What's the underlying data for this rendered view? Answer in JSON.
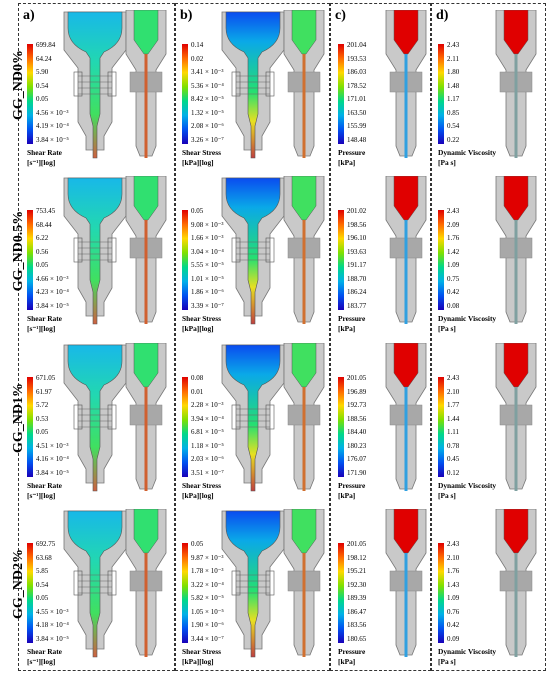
{
  "panels": [
    {
      "id": "a",
      "label": "a)"
    },
    {
      "id": "b",
      "label": "b)"
    },
    {
      "id": "c",
      "label": "c)"
    },
    {
      "id": "d",
      "label": "d)"
    }
  ],
  "rows": [
    {
      "label": "GG_ND0%",
      "shear_rate": {
        "title": "Shear Rate",
        "unit": "[s⁻¹][log]",
        "ticks": [
          "699.84",
          "64.24",
          "5.90",
          "0.54",
          "0.05",
          "4.56 × 10⁻³",
          "4.19 × 10⁻⁴",
          "3.84 × 10⁻⁵"
        ]
      },
      "shear_stress": {
        "title": "Shear Stress",
        "unit": "[kPa][log]",
        "ticks": [
          "0.14",
          "0.02",
          "3.41 × 10⁻³",
          "5.36 × 10⁻⁴",
          "8.42 × 10⁻⁵",
          "1.32 × 10⁻⁵",
          "2.08 × 10⁻⁶",
          "3.26 × 10⁻⁷"
        ]
      },
      "pressure": {
        "title": "Pressure",
        "unit": "[kPa]",
        "ticks": [
          "201.04",
          "193.53",
          "186.03",
          "178.52",
          "171.01",
          "163.50",
          "155.99",
          "148.48"
        ]
      },
      "viscosity": {
        "title": "Dynamic Viscosity",
        "unit": "[Pa s]",
        "ticks": [
          "2.43",
          "2.11",
          "1.80",
          "1.48",
          "1.17",
          "0.85",
          "0.54",
          "0.22"
        ]
      }
    },
    {
      "label": "GG_ND0.5%",
      "shear_rate": {
        "title": "Shear Rate",
        "unit": "[s⁻¹][log]",
        "ticks": [
          "753.45",
          "68.44",
          "6.22",
          "0.56",
          "0.05",
          "4.66 × 10⁻³",
          "4.23 × 10⁻⁴",
          "3.84 × 10⁻⁵"
        ]
      },
      "shear_stress": {
        "title": "Shear Stress",
        "unit": "[kPa][log]",
        "ticks": [
          "0.05",
          "9.08 × 10⁻³",
          "1.66 × 10⁻³",
          "3.04 × 10⁻⁴",
          "5.55 × 10⁻⁵",
          "1.01 × 10⁻⁵",
          "1.86 × 10⁻⁶",
          "3.39 × 10⁻⁷"
        ]
      },
      "pressure": {
        "title": "Pressure",
        "unit": "[kPa]",
        "ticks": [
          "201.02",
          "198.56",
          "196.10",
          "193.63",
          "191.17",
          "188.70",
          "186.24",
          "183.77"
        ]
      },
      "viscosity": {
        "title": "Dynamic Viscosity",
        "unit": "[Pa s]",
        "ticks": [
          "2.43",
          "2.09",
          "1.76",
          "1.42",
          "1.09",
          "0.75",
          "0.42",
          "0.08"
        ]
      }
    },
    {
      "label": "GG_ND1%",
      "shear_rate": {
        "title": "Shear Rate",
        "unit": "[s⁻¹][log]",
        "ticks": [
          "671.05",
          "61.97",
          "5.72",
          "0.53",
          "0.05",
          "4.51 × 10⁻³",
          "4.16 × 10⁻⁴",
          "3.84 × 10⁻⁵"
        ]
      },
      "shear_stress": {
        "title": "Shear Stress",
        "unit": "[kPa][log]",
        "ticks": [
          "0.08",
          "0.01",
          "2.28 × 10⁻³",
          "3.94 × 10⁻⁴",
          "6.81 × 10⁻⁵",
          "1.18 × 10⁻⁵",
          "2.03 × 10⁻⁶",
          "3.51 × 10⁻⁷"
        ]
      },
      "pressure": {
        "title": "Pressure",
        "unit": "[kPa]",
        "ticks": [
          "201.05",
          "196.89",
          "192.73",
          "188.56",
          "184.40",
          "180.23",
          "176.07",
          "171.90"
        ]
      },
      "viscosity": {
        "title": "Dynamic Viscosity",
        "unit": "[Pa s]",
        "ticks": [
          "2.43",
          "2.10",
          "1.77",
          "1.44",
          "1.11",
          "0.78",
          "0.45",
          "0.12"
        ]
      }
    },
    {
      "label": "GG_ND2%",
      "shear_rate": {
        "title": "Shear Rate",
        "unit": "[s⁻¹][log]",
        "ticks": [
          "692.75",
          "63.68",
          "5.85",
          "0.54",
          "0.05",
          "4.55 × 10⁻³",
          "4.18 × 10⁻⁴",
          "3.84 × 10⁻⁵"
        ]
      },
      "shear_stress": {
        "title": "Shear Stress",
        "unit": "[kPa][log]",
        "ticks": [
          "0.05",
          "9.87 × 10⁻³",
          "1.78 × 10⁻³",
          "3.22 × 10⁻⁴",
          "5.82 × 10⁻⁵",
          "1.05 × 10⁻⁵",
          "1.90 × 10⁻⁶",
          "3.44 × 10⁻⁷"
        ]
      },
      "pressure": {
        "title": "Pressure",
        "unit": "[kPa]",
        "ticks": [
          "201.05",
          "198.12",
          "195.21",
          "192.30",
          "189.39",
          "186.47",
          "183.56",
          "180.65"
        ]
      },
      "viscosity": {
        "title": "Dynamic Viscosity",
        "unit": "[Pa s]",
        "ticks": [
          "2.43",
          "2.10",
          "1.76",
          "1.43",
          "1.09",
          "0.76",
          "0.42",
          "0.09"
        ]
      }
    }
  ],
  "colors": {
    "max": "#e00000",
    "high": "#ffd800",
    "mid": "#00d88a",
    "low": "#0050f0",
    "body": "#c9c9c9",
    "bodyDark": "#a8a8a8"
  }
}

Problem requirements — Give back the entries verbatim. Do not include any picture.

Answer in full —
What's the underlying data for this rendered view? Answer in JSON.
{
  "panels": [
    {
      "id": "a",
      "label": "a)"
    },
    {
      "id": "b",
      "label": "b)"
    },
    {
      "id": "c",
      "label": "c)"
    },
    {
      "id": "d",
      "label": "d)"
    }
  ],
  "rows": [
    {
      "label": "GG_ND0%",
      "shear_rate": {
        "title": "Shear Rate",
        "unit": "[s⁻¹][log]",
        "ticks": [
          "699.84",
          "64.24",
          "5.90",
          "0.54",
          "0.05",
          "4.56 × 10⁻³",
          "4.19 × 10⁻⁴",
          "3.84 × 10⁻⁵"
        ]
      },
      "shear_stress": {
        "title": "Shear Stress",
        "unit": "[kPa][log]",
        "ticks": [
          "0.14",
          "0.02",
          "3.41 × 10⁻³",
          "5.36 × 10⁻⁴",
          "8.42 × 10⁻⁵",
          "1.32 × 10⁻⁵",
          "2.08 × 10⁻⁶",
          "3.26 × 10⁻⁷"
        ]
      },
      "pressure": {
        "title": "Pressure",
        "unit": "[kPa]",
        "ticks": [
          "201.04",
          "193.53",
          "186.03",
          "178.52",
          "171.01",
          "163.50",
          "155.99",
          "148.48"
        ]
      },
      "viscosity": {
        "title": "Dynamic Viscosity",
        "unit": "[Pa s]",
        "ticks": [
          "2.43",
          "2.11",
          "1.80",
          "1.48",
          "1.17",
          "0.85",
          "0.54",
          "0.22"
        ]
      }
    },
    {
      "label": "GG_ND0.5%",
      "shear_rate": {
        "title": "Shear Rate",
        "unit": "[s⁻¹][log]",
        "ticks": [
          "753.45",
          "68.44",
          "6.22",
          "0.56",
          "0.05",
          "4.66 × 10⁻³",
          "4.23 × 10⁻⁴",
          "3.84 × 10⁻⁵"
        ]
      },
      "shear_stress": {
        "title": "Shear Stress",
        "unit": "[kPa][log]",
        "ticks": [
          "0.05",
          "9.08 × 10⁻³",
          "1.66 × 10⁻³",
          "3.04 × 10⁻⁴",
          "5.55 × 10⁻⁵",
          "1.01 × 10⁻⁵",
          "1.86 × 10⁻⁶",
          "3.39 × 10⁻⁷"
        ]
      },
      "pressure": {
        "title": "Pressure",
        "unit": "[kPa]",
        "ticks": [
          "201.02",
          "198.56",
          "196.10",
          "193.63",
          "191.17",
          "188.70",
          "186.24",
          "183.77"
        ]
      },
      "viscosity": {
        "title": "Dynamic Viscosity",
        "unit": "[Pa s]",
        "ticks": [
          "2.43",
          "2.09",
          "1.76",
          "1.42",
          "1.09",
          "0.75",
          "0.42",
          "0.08"
        ]
      }
    },
    {
      "label": "GG_ND1%",
      "shear_rate": {
        "title": "Shear Rate",
        "unit": "[s⁻¹][log]",
        "ticks": [
          "671.05",
          "61.97",
          "5.72",
          "0.53",
          "0.05",
          "4.51 × 10⁻³",
          "4.16 × 10⁻⁴",
          "3.84 × 10⁻⁵"
        ]
      },
      "shear_stress": {
        "title": "Shear Stress",
        "unit": "[kPa][log]",
        "ticks": [
          "0.08",
          "0.01",
          "2.28 × 10⁻³",
          "3.94 × 10⁻⁴",
          "6.81 × 10⁻⁵",
          "1.18 × 10⁻⁵",
          "2.03 × 10⁻⁶",
          "3.51 × 10⁻⁷"
        ]
      },
      "pressure": {
        "title": "Pressure",
        "unit": "[kPa]",
        "ticks": [
          "201.05",
          "196.89",
          "192.73",
          "188.56",
          "184.40",
          "180.23",
          "176.07",
          "171.90"
        ]
      },
      "viscosity": {
        "title": "Dynamic Viscosity",
        "unit": "[Pa s]",
        "ticks": [
          "2.43",
          "2.10",
          "1.77",
          "1.44",
          "1.11",
          "0.78",
          "0.45",
          "0.12"
        ]
      }
    },
    {
      "label": "GG_ND2%",
      "shear_rate": {
        "title": "Shear Rate",
        "unit": "[s⁻¹][log]",
        "ticks": [
          "692.75",
          "63.68",
          "5.85",
          "0.54",
          "0.05",
          "4.55 × 10⁻³",
          "4.18 × 10⁻⁴",
          "3.84 × 10⁻⁵"
        ]
      },
      "shear_stress": {
        "title": "Shear Stress",
        "unit": "[kPa][log]",
        "ticks": [
          "0.05",
          "9.87 × 10⁻³",
          "1.78 × 10⁻³",
          "3.22 × 10⁻⁴",
          "5.82 × 10⁻⁵",
          "1.05 × 10⁻⁵",
          "1.90 × 10⁻⁶",
          "3.44 × 10⁻⁷"
        ]
      },
      "pressure": {
        "title": "Pressure",
        "unit": "[kPa]",
        "ticks": [
          "201.05",
          "198.12",
          "195.21",
          "192.30",
          "189.39",
          "186.47",
          "183.56",
          "180.65"
        ]
      },
      "viscosity": {
        "title": "Dynamic Viscosity",
        "unit": "[Pa s]",
        "ticks": [
          "2.43",
          "2.10",
          "1.76",
          "1.43",
          "1.09",
          "0.76",
          "0.42",
          "0.09"
        ]
      }
    }
  ],
  "colors": {
    "max": "#e00000",
    "high": "#ffd800",
    "mid": "#00d88a",
    "low": "#0050f0",
    "body": "#c9c9c9",
    "bodyDark": "#a8a8a8"
  }
}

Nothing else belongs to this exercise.